── Data supplied

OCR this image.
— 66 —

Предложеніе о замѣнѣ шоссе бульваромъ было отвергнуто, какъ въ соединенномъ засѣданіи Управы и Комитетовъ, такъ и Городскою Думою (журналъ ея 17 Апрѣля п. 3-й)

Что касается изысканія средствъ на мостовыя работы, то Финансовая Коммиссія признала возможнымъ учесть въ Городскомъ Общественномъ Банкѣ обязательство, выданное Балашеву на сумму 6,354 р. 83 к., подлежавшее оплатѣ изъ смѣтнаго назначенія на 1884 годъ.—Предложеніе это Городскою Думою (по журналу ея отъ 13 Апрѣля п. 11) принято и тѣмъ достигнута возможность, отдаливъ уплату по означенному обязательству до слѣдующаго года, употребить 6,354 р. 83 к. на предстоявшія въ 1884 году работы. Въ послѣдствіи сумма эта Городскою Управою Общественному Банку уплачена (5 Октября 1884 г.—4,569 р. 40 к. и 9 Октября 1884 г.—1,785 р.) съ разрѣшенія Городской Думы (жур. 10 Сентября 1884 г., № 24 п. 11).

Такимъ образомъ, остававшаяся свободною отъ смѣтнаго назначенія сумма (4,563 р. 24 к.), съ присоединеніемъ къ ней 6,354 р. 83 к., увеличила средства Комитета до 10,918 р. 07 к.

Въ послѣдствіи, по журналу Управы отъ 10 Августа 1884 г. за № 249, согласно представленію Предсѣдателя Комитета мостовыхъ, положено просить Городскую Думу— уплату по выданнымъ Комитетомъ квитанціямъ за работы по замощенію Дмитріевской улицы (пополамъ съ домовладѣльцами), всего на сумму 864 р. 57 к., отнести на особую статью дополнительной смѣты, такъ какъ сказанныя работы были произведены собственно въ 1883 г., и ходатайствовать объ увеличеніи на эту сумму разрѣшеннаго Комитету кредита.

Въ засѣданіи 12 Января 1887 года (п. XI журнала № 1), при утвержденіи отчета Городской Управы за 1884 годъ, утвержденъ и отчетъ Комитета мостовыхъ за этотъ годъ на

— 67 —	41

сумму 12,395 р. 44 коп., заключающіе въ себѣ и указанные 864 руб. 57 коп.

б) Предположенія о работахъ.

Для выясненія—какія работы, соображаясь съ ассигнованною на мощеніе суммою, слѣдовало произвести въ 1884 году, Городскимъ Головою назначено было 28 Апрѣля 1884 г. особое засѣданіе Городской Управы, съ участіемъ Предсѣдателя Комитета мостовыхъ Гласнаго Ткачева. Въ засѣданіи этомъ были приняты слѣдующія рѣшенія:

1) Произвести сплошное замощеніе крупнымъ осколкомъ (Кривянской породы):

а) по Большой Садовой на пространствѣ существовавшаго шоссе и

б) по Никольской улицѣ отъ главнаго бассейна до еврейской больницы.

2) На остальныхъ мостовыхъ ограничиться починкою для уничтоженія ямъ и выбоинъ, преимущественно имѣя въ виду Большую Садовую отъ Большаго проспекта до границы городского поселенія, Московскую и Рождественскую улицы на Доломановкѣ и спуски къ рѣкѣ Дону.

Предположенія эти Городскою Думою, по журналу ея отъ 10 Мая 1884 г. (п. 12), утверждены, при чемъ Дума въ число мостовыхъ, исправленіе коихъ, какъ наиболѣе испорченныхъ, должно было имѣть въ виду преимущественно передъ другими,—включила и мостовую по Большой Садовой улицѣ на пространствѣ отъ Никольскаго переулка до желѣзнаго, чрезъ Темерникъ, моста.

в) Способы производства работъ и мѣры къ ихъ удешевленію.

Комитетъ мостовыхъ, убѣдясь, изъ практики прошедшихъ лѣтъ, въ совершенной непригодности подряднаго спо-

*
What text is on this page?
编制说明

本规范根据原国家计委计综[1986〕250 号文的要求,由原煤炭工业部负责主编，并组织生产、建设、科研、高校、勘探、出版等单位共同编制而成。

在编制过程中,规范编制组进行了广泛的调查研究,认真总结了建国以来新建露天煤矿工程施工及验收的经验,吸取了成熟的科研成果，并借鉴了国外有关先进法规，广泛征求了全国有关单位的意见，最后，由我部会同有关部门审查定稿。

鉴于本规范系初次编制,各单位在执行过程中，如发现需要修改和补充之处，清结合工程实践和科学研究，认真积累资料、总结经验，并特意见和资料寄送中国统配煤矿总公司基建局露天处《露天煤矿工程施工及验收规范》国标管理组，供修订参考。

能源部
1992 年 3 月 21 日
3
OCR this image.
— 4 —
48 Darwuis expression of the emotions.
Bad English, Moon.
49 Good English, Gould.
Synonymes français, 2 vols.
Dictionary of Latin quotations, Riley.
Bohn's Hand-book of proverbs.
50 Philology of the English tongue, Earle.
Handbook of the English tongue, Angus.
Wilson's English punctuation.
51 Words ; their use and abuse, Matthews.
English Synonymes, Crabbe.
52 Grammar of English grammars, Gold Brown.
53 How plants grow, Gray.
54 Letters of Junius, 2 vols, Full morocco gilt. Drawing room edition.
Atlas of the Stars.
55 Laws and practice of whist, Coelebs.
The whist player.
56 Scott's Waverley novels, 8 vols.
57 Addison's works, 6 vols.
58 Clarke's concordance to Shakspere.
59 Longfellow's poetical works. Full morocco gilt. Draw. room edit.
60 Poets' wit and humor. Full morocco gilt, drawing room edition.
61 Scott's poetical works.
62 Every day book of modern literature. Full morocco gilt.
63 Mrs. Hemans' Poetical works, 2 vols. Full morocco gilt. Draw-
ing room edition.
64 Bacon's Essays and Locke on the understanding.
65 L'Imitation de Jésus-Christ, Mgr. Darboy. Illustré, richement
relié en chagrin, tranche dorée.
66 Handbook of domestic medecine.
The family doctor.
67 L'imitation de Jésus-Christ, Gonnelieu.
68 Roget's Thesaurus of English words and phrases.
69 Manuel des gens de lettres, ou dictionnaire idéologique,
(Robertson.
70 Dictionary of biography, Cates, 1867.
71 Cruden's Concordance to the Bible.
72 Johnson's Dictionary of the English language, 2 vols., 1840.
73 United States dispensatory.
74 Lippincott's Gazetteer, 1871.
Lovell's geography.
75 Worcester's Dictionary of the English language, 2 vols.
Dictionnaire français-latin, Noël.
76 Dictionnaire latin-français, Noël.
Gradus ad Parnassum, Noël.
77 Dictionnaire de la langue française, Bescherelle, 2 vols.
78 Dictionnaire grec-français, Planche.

────

▸ **Task instructions**:
Set down every record above exactly as given.

▸ **Response to the exercise**:
OCR this image.
— 66 —

Предложеніе о замѣнѣ шоссе бульваромъ было отвергнуто, какъ въ соединенномъ засѣданіи Управы и Комитетовъ, такъ и Городскою Думою (журналъ ея 17 Апрѣля п. 3-й)

Что касается изысканія средствъ на мостовыя работы, то Финансовая Коммиссія признала возможнымъ учесть въ Городскомъ Общественномъ Банкѣ обязательство, выданное Балашеву на сумму 6,354 р. 83 к., подлежавшее оплатѣ изъ смѣтнаго назначенія на 1884 годъ.—Предложеніе это Городскою Думою (по журналу ея отъ 13 Апрѣля п. 11) принято и тѣмъ достигнута возможность, отдаливъ уплату по означенному обязательству до слѣдующаго года, употребить 6,354 р. 83 к. на предстоявшія въ 1884 году работы. Въ послѣдствіи сумма эта Городскою Управою Общественному Банку уплачена (5 Октября 1884 г.—4,569 р. 40 к. и 9 Октября 1884 г.—1,785 р.) съ разрѣшенія Городской Думы (жур. 10 Сентября 1884 г., № 24 п. 11).

Такимъ образомъ, остававшаяся свободною отъ смѣтнаго назначенія сумма (4,563 р. 24 к.), съ присоединеніемъ къ ней 6,354 р. 83 к., увеличила средства Комитета до 10,918 р. 07 к.

Въ послѣдствіи, по журналу Управы отъ 10 Августа 1884 г. за № 249, согласно представленію Предсѣдателя Комитета мостовыхъ, положено просить Городскую Думу— уплату по выданнымъ Комитетомъ квитанціямъ за работы по замощенію Дмитріевской улицы (пополамъ съ домовладѣльцами), всего на сумму 864 р. 57 к., отнести на особую статью дополнительной смѣты, такъ какъ сказанныя работы были произведены собственно въ 1883 г., и ходатайствовать объ увеличеніи на эту сумму разрѣшеннаго Комитету кредита.

Въ засѣданіи 12 Января 1887 года (п. XI журнала № 1), при утвержденіи отчета Городской Управы за 1884 годъ, утвержденъ и отчетъ Комитета мостовыхъ за этотъ годъ на

— 67 —	41

сумму 12,395 р. 44 коп., заключающіе въ себѣ и указанные 864 руб. 57 коп.

б) Предположенія о работахъ.

Для выясненія—какія работы, соображаясь съ ассигнованною на мощеніе суммою, слѣдовало произвести въ 1884 году, Городскимъ Головою назначено было 28 Апрѣля 1884 г. особое засѣданіе Городской Управы, съ участіемъ Предсѣдателя Комитета мостовыхъ Гласнаго Ткачева. Въ засѣданіи этомъ были приняты слѣдующія рѣшенія:

1) Произвести сплошное замощеніе крупнымъ осколкомъ (Кривянской породы):

а) по Большой Садовой на пространствѣ существовавшаго шоссе и

б) по Никольской улицѣ отъ главнаго бассейна до еврейской больницы.

2) На остальныхъ мостовыхъ ограничиться починкою для уничтоженія ямъ и выбоинъ, преимущественно имѣя въ виду Большую Садовую отъ Большаго проспекта до границы городского поселенія, Московскую и Рождественскую улицы на Доломановкѣ и спуски къ рѣкѣ Дону.

Предположенія эти Городскою Думою, по журналу ея отъ 10 Мая 1884 г. (п. 12), утверждены, при чемъ Дума въ число мостовыхъ, исправленіе коихъ, какъ наиболѣе испорченныхъ, должно было имѣть въ виду преимущественно передъ другими,—включила и мостовую по Большой Садовой улицѣ на пространствѣ отъ Никольскаго переулка до желѣзнаго, чрезъ Темерникъ, моста.

в) Способы производства работъ и мѣры къ ихъ удешевленію.

Комитетъ мостовыхъ, убѣдясь, изъ практики прошедшихъ лѣтъ, въ совершенной непригодности подряднаго спо-

*
What text is on this page?
编制说明

本规范根据原国家计委计综[1986〕250 号文的要求,由原煤炭工业部负责主编，并组织生产、建设、科研、高校、勘探、出版等单位共同编制而成。

在编制过程中,规范编制组进行了广泛的调查研究,认真总结了建国以来新建露天煤矿工程施工及验收的经验,吸取了成熟的科研成果，并借鉴了国外有关先进法规，广泛征求了全国有关单位的意见，最后，由我部会同有关部门审查定稿。

鉴于本规范系初次编制,各单位在执行过程中，如发现需要修改和补充之处，清结合工程实践和科学研究，认真积累资料、总结经验，并特意见和资料寄送中国统配煤矿总公司基建局露天处《露天煤矿工程施工及验收规范》国标管理组，供修订参考。

能源部
1992 年 3 月 21 日
3
OCR this image.
— 4 —
48 Darwuis expression of the emotions.
Bad English, Moon.
49 Good English, Gould.
Synonymes français, 2 vols.
Dictionary of Latin quotations, Riley.
Bohn's Hand-book of proverbs.
50 Philology of the English tongue, Earle.
Handbook of the English tongue, Angus.
Wilson's English punctuation.
51 Words ; their use and abuse, Matthews.
English Synonymes, Crabbe.
52 Grammar of English grammars, Gold Brown.
53 How plants grow, Gray.
54 Letters of Junius, 2 vols, Full morocco gilt. Drawing room edition.
Atlas of the Stars.
55 Laws and practice of whist, Coelebs.
The whist player.
56 Scott's Waverley novels, 8 vols.
57 Addison's works, 6 vols.
58 Clarke's concordance to Shakspere.
59 Longfellow's poetical works. Full morocco gilt. Draw. room edit.
60 Poets' wit and humor. Full morocco gilt, drawing room edition.
61 Scott's poetical works.
62 Every day book of modern literature. Full morocco gilt.
63 Mrs. Hemans' Poetical works, 2 vols. Full morocco gilt. Draw-
ing room edition.
64 Bacon's Essays and Locke on the understanding.
65 L'Imitation de Jésus-Christ, Mgr. Darboy. Illustré, richement
relié en chagrin, tranche dorée.
66 Handbook of domestic medecine.
The family doctor.
67 L'imitation de Jésus-Christ, Gonnelieu.
68 Roget's Thesaurus of English words and phrases.
69 Manuel des gens de lettres, ou dictionnaire idéologique,
(Robertson.
70 Dictionary of biography, Cates, 1867.
71 Cruden's Concordance to the Bible.
72 Johnson's Dictionary of the English language, 2 vols., 1840.
73 United States dispensatory.
74 Lippincott's Gazetteer, 1871.
Lovell's geography.
75 Worcester's Dictionary of the English language, 2 vols.
Dictionnaire français-latin, Noël.
76 Dictionnaire latin-français, Noël.
Gradus ad Parnassum, Noël.
77 Dictionnaire de la langue française, Bescherelle, 2 vols.
78 Dictionnaire grec-français, Planche.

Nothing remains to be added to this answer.